▶ Task to complete: Drop the pictures from the entries below, then reproduce the rest exactly.

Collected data
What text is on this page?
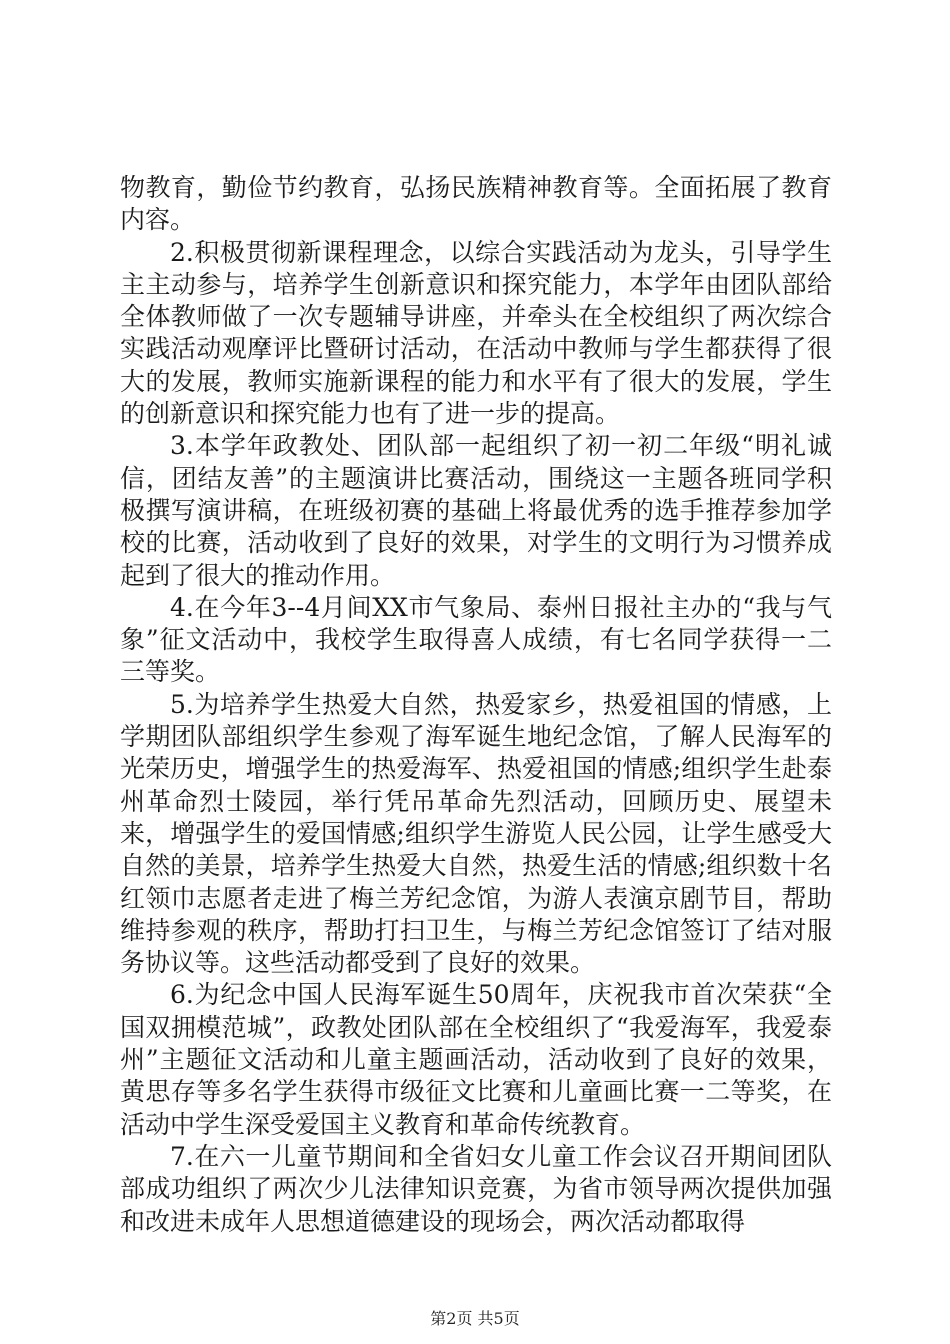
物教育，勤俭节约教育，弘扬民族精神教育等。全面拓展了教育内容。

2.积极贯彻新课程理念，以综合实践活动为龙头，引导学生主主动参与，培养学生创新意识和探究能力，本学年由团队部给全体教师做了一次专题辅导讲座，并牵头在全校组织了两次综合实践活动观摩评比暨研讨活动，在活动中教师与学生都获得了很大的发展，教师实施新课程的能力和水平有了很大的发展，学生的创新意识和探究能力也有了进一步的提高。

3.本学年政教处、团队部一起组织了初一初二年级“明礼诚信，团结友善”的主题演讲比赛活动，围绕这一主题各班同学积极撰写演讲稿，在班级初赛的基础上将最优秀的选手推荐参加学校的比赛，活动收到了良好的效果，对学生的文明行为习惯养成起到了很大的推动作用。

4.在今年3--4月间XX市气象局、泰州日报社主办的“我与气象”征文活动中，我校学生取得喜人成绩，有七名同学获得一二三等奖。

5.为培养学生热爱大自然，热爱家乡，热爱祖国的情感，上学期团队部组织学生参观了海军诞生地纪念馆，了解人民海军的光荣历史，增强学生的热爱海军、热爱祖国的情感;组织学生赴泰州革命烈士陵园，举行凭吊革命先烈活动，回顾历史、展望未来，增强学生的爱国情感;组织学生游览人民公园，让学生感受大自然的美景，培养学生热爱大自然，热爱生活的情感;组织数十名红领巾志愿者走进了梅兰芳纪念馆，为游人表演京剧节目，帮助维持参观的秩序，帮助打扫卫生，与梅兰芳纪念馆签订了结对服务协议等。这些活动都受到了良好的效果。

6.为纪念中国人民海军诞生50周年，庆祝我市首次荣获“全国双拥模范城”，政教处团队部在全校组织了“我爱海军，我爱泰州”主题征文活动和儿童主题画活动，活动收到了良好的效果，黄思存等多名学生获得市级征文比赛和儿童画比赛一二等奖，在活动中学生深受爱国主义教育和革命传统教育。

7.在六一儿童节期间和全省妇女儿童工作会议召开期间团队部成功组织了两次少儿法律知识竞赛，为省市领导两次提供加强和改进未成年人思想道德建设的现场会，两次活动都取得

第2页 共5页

▶ Reply:
What text is on this page?
物教育，勤俭节约教育，弘扬民族精神教育等。全面拓展了教育内容。

2.积极贯彻新课程理念，以综合实践活动为龙头，引导学生主主动参与，培养学生创新意识和探究能力，本学年由团队部给全体教师做了一次专题辅导讲座，并牵头在全校组织了两次综合实践活动观摩评比暨研讨活动，在活动中教师与学生都获得了很大的发展，教师实施新课程的能力和水平有了很大的发展，学生的创新意识和探究能力也有了进一步的提高。

3.本学年政教处、团队部一起组织了初一初二年级“明礼诚信，团结友善”的主题演讲比赛活动，围绕这一主题各班同学积极撰写演讲稿，在班级初赛的基础上将最优秀的选手推荐参加学校的比赛，活动收到了良好的效果，对学生的文明行为习惯养成起到了很大的推动作用。

4.在今年3--4月间XX市气象局、泰州日报社主办的“我与气象”征文活动中，我校学生取得喜人成绩，有七名同学获得一二三等奖。

5.为培养学生热爱大自然，热爱家乡，热爱祖国的情感，上学期团队部组织学生参观了海军诞生地纪念馆，了解人民海军的光荣历史，增强学生的热爱海军、热爱祖国的情感;组织学生赴泰州革命烈士陵园，举行凭吊革命先烈活动，回顾历史、展望未来，增强学生的爱国情感;组织学生游览人民公园，让学生感受大自然的美景，培养学生热爱大自然，热爱生活的情感;组织数十名红领巾志愿者走进了梅兰芳纪念馆，为游人表演京剧节目，帮助维持参观的秩序，帮助打扫卫生，与梅兰芳纪念馆签订了结对服务协议等。这些活动都受到了良好的效果。

6.为纪念中国人民海军诞生50周年，庆祝我市首次荣获“全国双拥模范城”，政教处团队部在全校组织了“我爱海军，我爱泰州”主题征文活动和儿童主题画活动，活动收到了良好的效果，黄思存等多名学生获得市级征文比赛和儿童画比赛一二等奖，在活动中学生深受爱国主义教育和革命传统教育。

7.在六一儿童节期间和全省妇女儿童工作会议召开期间团队部成功组织了两次少儿法律知识竞赛，为省市领导两次提供加强和改进未成年人思想道德建设的现场会，两次活动都取得

第2页 共5页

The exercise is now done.